* start Available data *
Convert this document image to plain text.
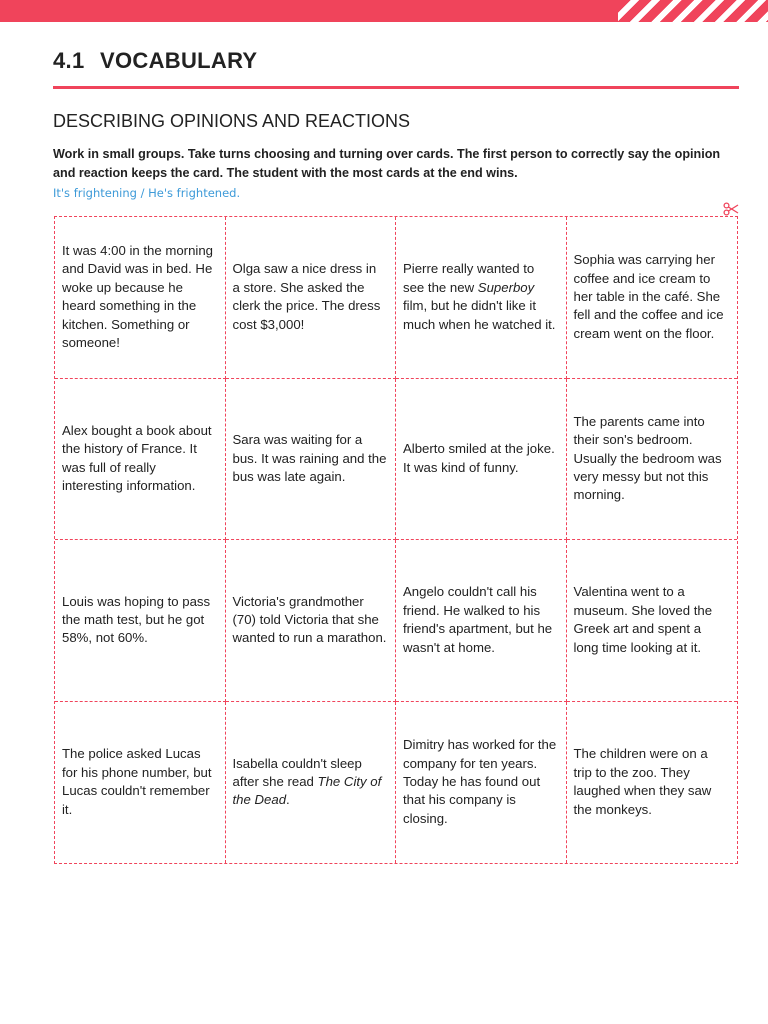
4.1 VOCABULARY
DESCRIBING OPINIONS AND REACTIONS
Work in small groups. Take turns choosing and turning over cards. The first person to correctly say the opinion and reaction keeps the card. The student with the most cards at the end wins.
It's frightening / He's frightened.
It was 4:00 in the morning and David was in bed. He woke up because he heard something in the kitchen. Something or someone!
Olga saw a nice dress in a store. She asked the clerk the price. The dress cost $3,000!
Pierre really wanted to see the new Superboy film, but he didn't like it much when he watched it.
Sophia was carrying her coffee and ice cream to her table in the café. She fell and the coffee and ice cream went on the floor.
Alex bought a book about the history of France. It was full of really interesting information.
Sara was waiting for a bus. It was raining and the bus was late again.
Alberto smiled at the joke. It was kind of funny.
The parents came into their son's bedroom. Usually the bedroom was very messy but not this morning.
Louis was hoping to pass the math test, but he got 58%, not 60%.
Victoria's grandmother (70) told Victoria that she wanted to run a marathon.
Angelo couldn't call his friend. He walked to his friend's apartment, but he wasn't at home.
Valentina went to a museum. She loved the Greek art and spent a long time looking at it.
The police asked Lucas for his phone number, but Lucas couldn't remember it.
Isabella couldn't sleep after she read The City of the Dead.
Dimitry has worked for the company for ten years. Today he has found out that his company is closing.
The children were on a trip to the zoo. They laughed when they saw the monkeys.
* end Available data *
In your copy of the listing above, reproduce each line exactly and omit all pictures.

#### Full answer:
Convert this document image to plain text.
4.1 VOCABULARY
DESCRIBING OPINIONS AND REACTIONS
Work in small groups. Take turns choosing and turning over cards. The first person to correctly say the opinion and reaction keeps the card. The student with the most cards at the end wins.
It's frightening / He's frightened.
It was 4:00 in the morning and David was in bed. He woke up because he heard something in the kitchen. Something or someone!
Olga saw a nice dress in a store. She asked the clerk the price. The dress cost $3,000!
Pierre really wanted to see the new Superboy film, but he didn't like it much when he watched it.
Sophia was carrying her coffee and ice cream to her table in the café. She fell and the coffee and ice cream went on the floor.
Alex bought a book about the history of France. It was full of really interesting information.
Sara was waiting for a bus. It was raining and the bus was late again.
Alberto smiled at the joke. It was kind of funny.
The parents came into their son's bedroom. Usually the bedroom was very messy but not this morning.
Louis was hoping to pass the math test, but he got 58%, not 60%.
Victoria's grandmother (70) told Victoria that she wanted to run a marathon.
Angelo couldn't call his friend. He walked to his friend's apartment, but he wasn't at home.
Valentina went to a museum. She loved the Greek art and spent a long time looking at it.
The police asked Lucas for his phone number, but Lucas couldn't remember it.
Isabella couldn't sleep after she read The City of the Dead.
Dimitry has worked for the company for ten years. Today he has found out that his company is closing.
The children were on a trip to the zoo. They laughed when they saw the monkeys.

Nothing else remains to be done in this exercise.